** PROVIDED TEXT **
-*-

Whatever the decade, whatever the mood, we always have Shane in our hearts. A salute to the most dependable and deconstructed American hero.
By William Kittredge


Before I could read, I learned to imitate buckaroos and revere cowhorses and pay attention to cookhouse manners. At the end of the 1930s in our sagebrush corner of the Great Basin, we still inhabited a horseback dream of the right life. It was a world without much in the way of law, but with ironbound traditions. There were proper ways to live, and the most proper involved
taking care of your horses. A man who mistreated his horses was regarded as useless and less than a man, since his horses were bound to be no good.

After horses were domesticated on the high steppes of Central Asia some 4,000 years ago, a couple of different cultures evolved. One was made up of farming people, who stayed home to tend crops. Their villages evolved into cities and kingdoms and all that. The others were horse people, who followed the herds and
never stayed home. They were warriors, employed by the kingdoms.

-*-

[Element placement data]

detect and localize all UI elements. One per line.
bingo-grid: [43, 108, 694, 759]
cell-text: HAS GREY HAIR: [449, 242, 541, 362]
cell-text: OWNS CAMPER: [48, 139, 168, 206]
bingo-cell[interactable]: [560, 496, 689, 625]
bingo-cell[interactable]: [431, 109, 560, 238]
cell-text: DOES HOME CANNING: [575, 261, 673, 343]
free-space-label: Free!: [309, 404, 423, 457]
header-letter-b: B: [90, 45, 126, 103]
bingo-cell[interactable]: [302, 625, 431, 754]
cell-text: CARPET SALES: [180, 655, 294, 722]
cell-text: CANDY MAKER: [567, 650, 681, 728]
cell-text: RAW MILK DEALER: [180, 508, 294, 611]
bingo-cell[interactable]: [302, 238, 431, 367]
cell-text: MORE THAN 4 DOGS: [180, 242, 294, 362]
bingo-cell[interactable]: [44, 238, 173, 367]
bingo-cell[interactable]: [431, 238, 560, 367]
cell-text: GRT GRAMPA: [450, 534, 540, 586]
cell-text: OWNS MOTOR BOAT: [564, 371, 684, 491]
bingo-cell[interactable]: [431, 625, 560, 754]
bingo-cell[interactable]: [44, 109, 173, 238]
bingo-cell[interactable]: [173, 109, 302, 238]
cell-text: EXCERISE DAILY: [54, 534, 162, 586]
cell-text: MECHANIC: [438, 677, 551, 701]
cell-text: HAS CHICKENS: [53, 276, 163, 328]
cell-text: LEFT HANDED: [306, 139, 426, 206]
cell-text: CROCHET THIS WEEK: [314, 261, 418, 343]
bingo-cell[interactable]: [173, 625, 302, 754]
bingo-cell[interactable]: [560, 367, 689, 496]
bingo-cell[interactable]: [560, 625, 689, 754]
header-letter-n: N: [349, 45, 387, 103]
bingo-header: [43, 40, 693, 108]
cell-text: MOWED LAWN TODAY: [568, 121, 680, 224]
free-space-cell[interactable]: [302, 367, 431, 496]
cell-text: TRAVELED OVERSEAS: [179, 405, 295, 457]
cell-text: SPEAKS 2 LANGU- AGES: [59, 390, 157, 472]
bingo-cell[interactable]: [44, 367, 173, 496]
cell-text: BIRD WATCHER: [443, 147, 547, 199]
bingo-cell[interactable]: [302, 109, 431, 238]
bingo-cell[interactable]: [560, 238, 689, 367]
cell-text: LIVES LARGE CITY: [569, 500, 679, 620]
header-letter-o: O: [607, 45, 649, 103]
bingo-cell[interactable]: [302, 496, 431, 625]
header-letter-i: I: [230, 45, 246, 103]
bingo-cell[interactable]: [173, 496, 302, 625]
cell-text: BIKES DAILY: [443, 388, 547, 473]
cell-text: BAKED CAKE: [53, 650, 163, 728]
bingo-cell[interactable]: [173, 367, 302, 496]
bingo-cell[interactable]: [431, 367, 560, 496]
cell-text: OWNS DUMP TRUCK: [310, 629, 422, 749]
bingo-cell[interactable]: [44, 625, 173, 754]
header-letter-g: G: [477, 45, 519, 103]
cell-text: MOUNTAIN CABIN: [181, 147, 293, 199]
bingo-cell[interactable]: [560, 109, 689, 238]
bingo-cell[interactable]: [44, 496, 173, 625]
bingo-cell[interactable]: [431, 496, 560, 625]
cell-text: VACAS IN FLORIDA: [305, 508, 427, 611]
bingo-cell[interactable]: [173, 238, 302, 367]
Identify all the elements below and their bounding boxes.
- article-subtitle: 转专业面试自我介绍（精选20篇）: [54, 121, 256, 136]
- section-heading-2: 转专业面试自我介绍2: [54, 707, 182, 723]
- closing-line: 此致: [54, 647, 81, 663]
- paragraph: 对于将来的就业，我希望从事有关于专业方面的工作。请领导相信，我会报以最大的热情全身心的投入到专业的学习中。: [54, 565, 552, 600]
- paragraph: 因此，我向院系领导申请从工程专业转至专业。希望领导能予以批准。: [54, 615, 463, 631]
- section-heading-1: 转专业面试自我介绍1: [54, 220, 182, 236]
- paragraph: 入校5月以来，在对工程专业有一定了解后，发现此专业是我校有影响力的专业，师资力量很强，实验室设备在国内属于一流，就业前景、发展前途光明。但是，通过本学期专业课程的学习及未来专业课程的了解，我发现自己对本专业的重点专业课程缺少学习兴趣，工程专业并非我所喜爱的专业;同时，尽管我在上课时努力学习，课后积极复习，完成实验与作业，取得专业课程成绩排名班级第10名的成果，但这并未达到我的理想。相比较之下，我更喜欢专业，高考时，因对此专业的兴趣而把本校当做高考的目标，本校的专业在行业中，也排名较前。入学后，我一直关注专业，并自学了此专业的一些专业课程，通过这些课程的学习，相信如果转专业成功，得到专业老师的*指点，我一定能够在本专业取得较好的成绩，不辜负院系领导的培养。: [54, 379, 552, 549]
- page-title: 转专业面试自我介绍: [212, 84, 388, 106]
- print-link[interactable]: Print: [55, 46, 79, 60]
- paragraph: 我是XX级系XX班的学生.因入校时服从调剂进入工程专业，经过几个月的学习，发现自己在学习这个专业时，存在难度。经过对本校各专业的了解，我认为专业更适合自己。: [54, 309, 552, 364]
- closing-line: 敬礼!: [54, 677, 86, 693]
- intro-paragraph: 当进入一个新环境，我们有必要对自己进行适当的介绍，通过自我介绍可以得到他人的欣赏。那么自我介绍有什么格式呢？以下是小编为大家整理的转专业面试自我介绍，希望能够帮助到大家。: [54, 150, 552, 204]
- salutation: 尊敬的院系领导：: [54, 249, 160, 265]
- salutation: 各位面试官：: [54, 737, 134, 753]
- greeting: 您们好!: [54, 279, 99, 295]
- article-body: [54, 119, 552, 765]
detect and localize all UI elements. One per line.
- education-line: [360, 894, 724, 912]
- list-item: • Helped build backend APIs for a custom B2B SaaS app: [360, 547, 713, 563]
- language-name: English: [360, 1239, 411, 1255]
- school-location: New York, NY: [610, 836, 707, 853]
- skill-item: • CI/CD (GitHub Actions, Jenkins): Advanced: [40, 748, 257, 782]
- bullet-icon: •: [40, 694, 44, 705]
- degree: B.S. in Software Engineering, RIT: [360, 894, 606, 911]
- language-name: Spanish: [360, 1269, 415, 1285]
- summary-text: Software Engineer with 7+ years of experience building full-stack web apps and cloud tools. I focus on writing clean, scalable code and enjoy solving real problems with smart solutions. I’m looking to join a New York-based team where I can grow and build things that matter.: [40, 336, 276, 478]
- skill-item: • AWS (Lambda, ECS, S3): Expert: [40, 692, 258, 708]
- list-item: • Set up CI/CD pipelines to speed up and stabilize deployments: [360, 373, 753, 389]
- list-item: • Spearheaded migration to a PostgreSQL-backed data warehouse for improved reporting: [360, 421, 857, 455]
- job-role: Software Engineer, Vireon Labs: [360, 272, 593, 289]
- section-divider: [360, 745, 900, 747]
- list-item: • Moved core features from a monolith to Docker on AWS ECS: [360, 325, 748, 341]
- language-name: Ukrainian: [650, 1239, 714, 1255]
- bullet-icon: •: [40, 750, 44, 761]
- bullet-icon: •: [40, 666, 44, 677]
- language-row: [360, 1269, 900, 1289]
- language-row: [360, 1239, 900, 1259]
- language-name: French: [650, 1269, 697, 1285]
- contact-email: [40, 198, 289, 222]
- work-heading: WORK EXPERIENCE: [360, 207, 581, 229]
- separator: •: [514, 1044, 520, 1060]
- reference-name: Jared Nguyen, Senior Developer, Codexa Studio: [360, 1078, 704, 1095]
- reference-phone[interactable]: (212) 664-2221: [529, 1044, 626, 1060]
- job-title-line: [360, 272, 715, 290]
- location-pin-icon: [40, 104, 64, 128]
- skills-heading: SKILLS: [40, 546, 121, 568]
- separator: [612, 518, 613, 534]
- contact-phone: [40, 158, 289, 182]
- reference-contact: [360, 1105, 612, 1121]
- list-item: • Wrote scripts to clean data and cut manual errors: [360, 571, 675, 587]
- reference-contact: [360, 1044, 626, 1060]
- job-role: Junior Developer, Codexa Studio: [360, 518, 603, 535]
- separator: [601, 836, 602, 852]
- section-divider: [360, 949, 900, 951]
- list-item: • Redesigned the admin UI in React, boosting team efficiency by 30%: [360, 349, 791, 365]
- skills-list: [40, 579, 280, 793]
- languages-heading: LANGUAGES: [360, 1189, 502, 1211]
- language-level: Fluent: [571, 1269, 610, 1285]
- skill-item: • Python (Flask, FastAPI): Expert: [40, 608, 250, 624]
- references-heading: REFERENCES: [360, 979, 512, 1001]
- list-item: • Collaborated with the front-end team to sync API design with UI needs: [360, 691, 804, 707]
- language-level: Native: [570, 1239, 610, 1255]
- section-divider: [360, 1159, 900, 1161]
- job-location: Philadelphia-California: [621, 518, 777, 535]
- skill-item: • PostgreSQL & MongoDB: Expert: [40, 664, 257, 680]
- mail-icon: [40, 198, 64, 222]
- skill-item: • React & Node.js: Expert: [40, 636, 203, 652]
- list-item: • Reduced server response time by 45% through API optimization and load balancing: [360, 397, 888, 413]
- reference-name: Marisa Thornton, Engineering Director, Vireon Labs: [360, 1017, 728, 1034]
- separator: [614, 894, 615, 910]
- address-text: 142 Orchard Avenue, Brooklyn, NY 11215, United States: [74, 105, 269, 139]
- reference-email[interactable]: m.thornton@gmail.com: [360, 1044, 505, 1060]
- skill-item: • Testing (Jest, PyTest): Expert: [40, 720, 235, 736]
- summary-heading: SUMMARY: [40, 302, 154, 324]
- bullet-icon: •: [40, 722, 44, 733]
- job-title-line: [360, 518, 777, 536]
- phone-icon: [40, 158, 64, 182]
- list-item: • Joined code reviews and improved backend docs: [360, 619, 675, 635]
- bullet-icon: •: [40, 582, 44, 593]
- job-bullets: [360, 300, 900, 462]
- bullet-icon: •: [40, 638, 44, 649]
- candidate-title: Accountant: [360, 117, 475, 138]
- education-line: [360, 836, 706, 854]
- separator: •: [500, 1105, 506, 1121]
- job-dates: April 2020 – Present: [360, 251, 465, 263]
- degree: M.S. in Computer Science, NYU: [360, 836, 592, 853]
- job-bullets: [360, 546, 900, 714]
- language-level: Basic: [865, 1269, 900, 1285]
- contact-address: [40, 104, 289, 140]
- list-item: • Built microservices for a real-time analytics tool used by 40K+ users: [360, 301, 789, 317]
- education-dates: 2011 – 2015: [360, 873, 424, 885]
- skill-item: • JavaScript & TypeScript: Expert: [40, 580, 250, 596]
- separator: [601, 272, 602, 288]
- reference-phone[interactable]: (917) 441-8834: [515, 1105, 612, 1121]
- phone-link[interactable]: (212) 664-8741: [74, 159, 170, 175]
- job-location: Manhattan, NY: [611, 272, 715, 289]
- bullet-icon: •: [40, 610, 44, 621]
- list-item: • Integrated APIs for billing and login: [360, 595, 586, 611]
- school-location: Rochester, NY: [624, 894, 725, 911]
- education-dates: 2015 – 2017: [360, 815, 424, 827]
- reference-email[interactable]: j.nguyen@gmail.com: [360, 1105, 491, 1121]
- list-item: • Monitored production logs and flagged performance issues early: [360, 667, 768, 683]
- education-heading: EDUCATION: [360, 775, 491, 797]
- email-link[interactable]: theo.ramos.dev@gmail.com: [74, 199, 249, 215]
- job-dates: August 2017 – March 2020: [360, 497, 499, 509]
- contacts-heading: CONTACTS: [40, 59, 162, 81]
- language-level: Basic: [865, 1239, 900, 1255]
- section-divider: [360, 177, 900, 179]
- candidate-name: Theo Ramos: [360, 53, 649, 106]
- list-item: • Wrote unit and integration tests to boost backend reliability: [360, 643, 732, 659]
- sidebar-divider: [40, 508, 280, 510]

-*-

** CHALLENGES **
a) Answer these questions using the Shane essay:
(i) At the end of which decade was the narrator learning to imitate buckaroos?
(ii) Where and roughly how long ago were horses domesticated?
(iii) How was a man who mistreated his horses regarded?
b) From the Shane essay, list the things the narrator learned to do before being able to read.
c) Write a continuation of the Shane essay, starting after its final sentence.

** TASK-BY-TASK RESULTS **
a)
(i) The 1930s
(ii) On the high steppes of Central Asia, some 4,000 years ago
(iii) As useless and less than a man

b)
- Imitate buckaroos
- Revere cowhorses
- Pay attention to cookhouse manners

c)
The buckaroos I grew up around sort of thought of themselves that way; they were the warriors. When I was maybe 13, after a season on the sagebrush deserts of southeastern Oregon with my grandfather’s chuck-wagon outfit, I was accorded high honor: I was allowed to help herd 20 horses from the MC remuda over the mountains to the town of Lakeview for the Labor Day rodeo.

People lined the streets as we clattered along, townspeople and ranchers and kids who were jealous of a boy like me. We unsaddled and went uptown to the bars, where I was served a bottle of beer without anybody making any fuss about it at all, and for that little while I could deceive myself into believing that I was a buckaroo.

It was not to be. I was one of the owner’s kids; buckaroos were hired hands, rootless men who wanted to see what was down the road, their most powerful opinion an ancient disdain for settlers. We went our ways.

These days I live a taxpaying life in a sweet community. But I still have longings for some of the old blowing buckaroo wind. It’s easy to understand the attraction. We are, after all, creatures who evolved in a wandering life. People who left Europe for America and our East Coast the nineteenth-century West were searching for simple things: adventure, freedom, possibility.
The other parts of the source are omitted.